- Your objective
All of the entries need to be written out again, exactly as they are.

Stored data entries:
—————

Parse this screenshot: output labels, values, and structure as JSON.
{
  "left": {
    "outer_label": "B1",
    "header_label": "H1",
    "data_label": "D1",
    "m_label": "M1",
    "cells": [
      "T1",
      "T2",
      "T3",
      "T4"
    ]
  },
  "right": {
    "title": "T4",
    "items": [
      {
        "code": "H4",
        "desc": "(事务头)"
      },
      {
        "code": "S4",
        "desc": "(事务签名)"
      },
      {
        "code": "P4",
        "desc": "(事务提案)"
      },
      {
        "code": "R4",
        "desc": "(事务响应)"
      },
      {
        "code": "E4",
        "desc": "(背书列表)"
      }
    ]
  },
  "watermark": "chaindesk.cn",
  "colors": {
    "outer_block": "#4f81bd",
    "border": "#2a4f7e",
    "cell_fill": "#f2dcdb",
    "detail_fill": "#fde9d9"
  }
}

—————

- Complete response
Parse this screenshot: output labels, values, and structure as JSON.
{
  "left": {
    "outer_label": "B1",
    "header_label": "H1",
    "data_label": "D1",
    "m_label": "M1",
    "cells": [
      "T1",
      "T2",
      "T3",
      "T4"
    ]
  },
  "right": {
    "title": "T4",
    "items": [
      {
        "code": "H4",
        "desc": "(事务头)"
      },
      {
        "code": "S4",
        "desc": "(事务签名)"
      },
      {
        "code": "P4",
        "desc": "(事务提案)"
      },
      {
        "code": "R4",
        "desc": "(事务响应)"
      },
      {
        "code": "E4",
        "desc": "(背书列表)"
      }
    ]
  },
  "watermark": "chaindesk.cn",
  "colors": {
    "outer_block": "#4f81bd",
    "border": "#2a4f7e",
    "cell_fill": "#f2dcdb",
    "detail_fill": "#fde9d9"
  }
}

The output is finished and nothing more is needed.